*Dataset entries*
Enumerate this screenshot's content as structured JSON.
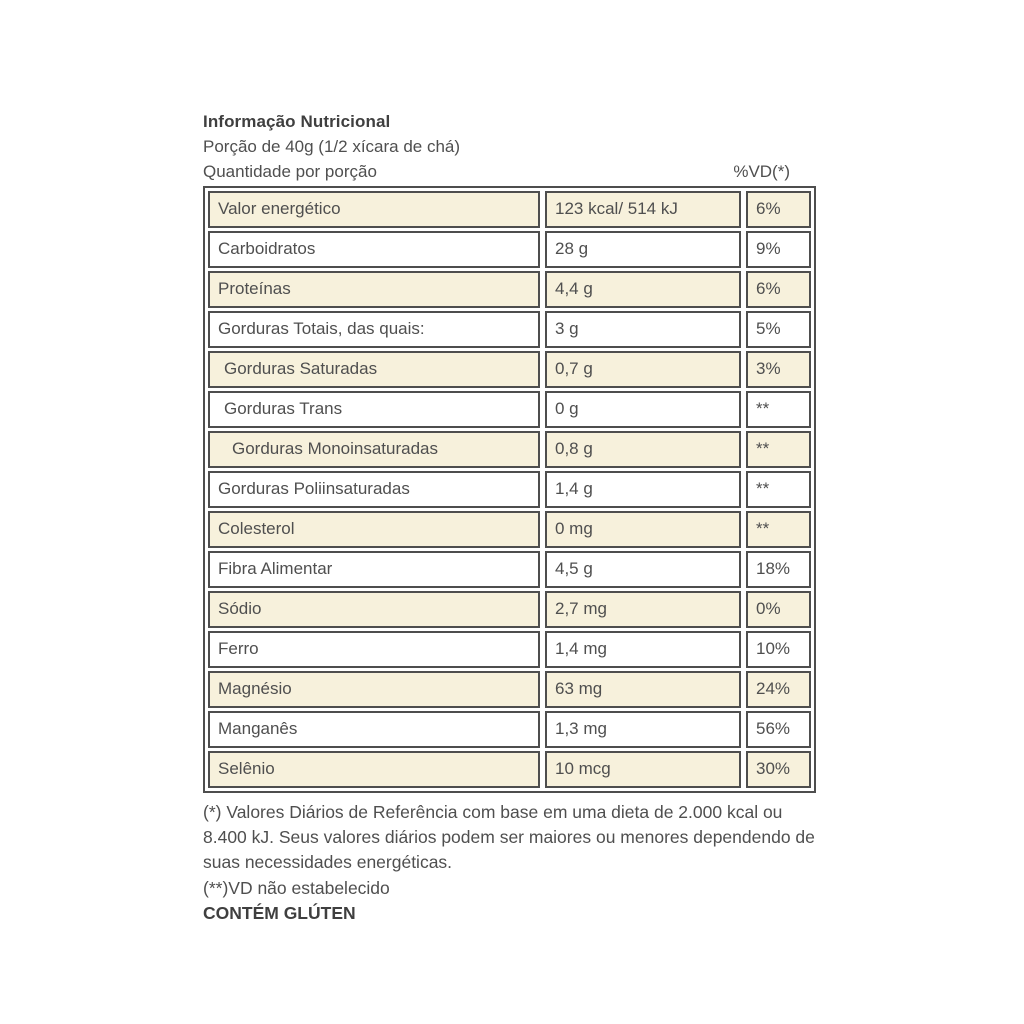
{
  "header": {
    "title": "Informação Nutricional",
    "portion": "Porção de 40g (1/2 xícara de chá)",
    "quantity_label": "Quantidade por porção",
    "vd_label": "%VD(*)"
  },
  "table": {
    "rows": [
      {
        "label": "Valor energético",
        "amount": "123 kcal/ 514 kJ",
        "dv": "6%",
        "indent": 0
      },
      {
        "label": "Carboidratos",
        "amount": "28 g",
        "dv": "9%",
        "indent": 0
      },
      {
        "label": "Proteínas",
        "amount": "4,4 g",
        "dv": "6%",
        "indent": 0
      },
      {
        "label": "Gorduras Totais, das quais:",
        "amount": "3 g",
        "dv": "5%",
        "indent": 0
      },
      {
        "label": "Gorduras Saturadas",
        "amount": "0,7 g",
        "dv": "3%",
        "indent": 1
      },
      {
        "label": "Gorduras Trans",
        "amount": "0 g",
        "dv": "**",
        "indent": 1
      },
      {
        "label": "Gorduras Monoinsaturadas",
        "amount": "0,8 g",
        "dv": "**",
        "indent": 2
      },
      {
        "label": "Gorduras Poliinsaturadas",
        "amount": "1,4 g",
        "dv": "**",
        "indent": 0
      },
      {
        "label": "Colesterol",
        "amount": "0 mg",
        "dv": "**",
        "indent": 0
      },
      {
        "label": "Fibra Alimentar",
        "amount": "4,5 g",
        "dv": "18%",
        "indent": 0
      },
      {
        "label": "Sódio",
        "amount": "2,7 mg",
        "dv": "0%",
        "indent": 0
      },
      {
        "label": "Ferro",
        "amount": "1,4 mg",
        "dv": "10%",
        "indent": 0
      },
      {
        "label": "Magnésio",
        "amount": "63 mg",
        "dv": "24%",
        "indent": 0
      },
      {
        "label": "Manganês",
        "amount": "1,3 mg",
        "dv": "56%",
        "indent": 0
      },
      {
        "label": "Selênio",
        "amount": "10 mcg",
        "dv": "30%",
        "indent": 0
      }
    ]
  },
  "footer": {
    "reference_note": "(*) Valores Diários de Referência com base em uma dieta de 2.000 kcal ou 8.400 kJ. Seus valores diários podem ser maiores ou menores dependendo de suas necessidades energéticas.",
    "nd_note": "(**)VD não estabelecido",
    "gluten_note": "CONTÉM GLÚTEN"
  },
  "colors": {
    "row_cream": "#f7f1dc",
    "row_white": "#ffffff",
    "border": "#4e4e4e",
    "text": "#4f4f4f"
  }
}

*Written problem*
Set down every entry word for word, but omit the pictures.

*Final result*
Enumerate this screenshot's content as structured JSON.
{
  "header": {
    "title": "Informação Nutricional",
    "portion": "Porção de 40g (1/2 xícara de chá)",
    "quantity_label": "Quantidade por porção",
    "vd_label": "%VD(*)"
  },
  "table": {
    "rows": [
      {
        "label": "Valor energético",
        "amount": "123 kcal/ 514 kJ",
        "dv": "6%",
        "indent": 0
      },
      {
        "label": "Carboidratos",
        "amount": "28 g",
        "dv": "9%",
        "indent": 0
      },
      {
        "label": "Proteínas",
        "amount": "4,4 g",
        "dv": "6%",
        "indent": 0
      },
      {
        "label": "Gorduras Totais, das quais:",
        "amount": "3 g",
        "dv": "5%",
        "indent": 0
      },
      {
        "label": "Gorduras Saturadas",
        "amount": "0,7 g",
        "dv": "3%",
        "indent": 1
      },
      {
        "label": "Gorduras Trans",
        "amount": "0 g",
        "dv": "**",
        "indent": 1
      },
      {
        "label": "Gorduras Monoinsaturadas",
        "amount": "0,8 g",
        "dv": "**",
        "indent": 2
      },
      {
        "label": "Gorduras Poliinsaturadas",
        "amount": "1,4 g",
        "dv": "**",
        "indent": 0
      },
      {
        "label": "Colesterol",
        "amount": "0 mg",
        "dv": "**",
        "indent": 0
      },
      {
        "label": "Fibra Alimentar",
        "amount": "4,5 g",
        "dv": "18%",
        "indent": 0
      },
      {
        "label": "Sódio",
        "amount": "2,7 mg",
        "dv": "0%",
        "indent": 0
      },
      {
        "label": "Ferro",
        "amount": "1,4 mg",
        "dv": "10%",
        "indent": 0
      },
      {
        "label": "Magnésio",
        "amount": "63 mg",
        "dv": "24%",
        "indent": 0
      },
      {
        "label": "Manganês",
        "amount": "1,3 mg",
        "dv": "56%",
        "indent": 0
      },
      {
        "label": "Selênio",
        "amount": "10 mcg",
        "dv": "30%",
        "indent": 0
      }
    ]
  },
  "footer": {
    "reference_note": "(*) Valores Diários de Referência com base em uma dieta de 2.000 kcal ou 8.400 kJ. Seus valores diários podem ser maiores ou menores dependendo de suas necessidades energéticas.",
    "nd_note": "(**)VD não estabelecido",
    "gluten_note": "CONTÉM GLÚTEN"
  },
  "colors": {
    "row_cream": "#f7f1dc",
    "row_white": "#ffffff",
    "border": "#4e4e4e",
    "text": "#4f4f4f"
  }
}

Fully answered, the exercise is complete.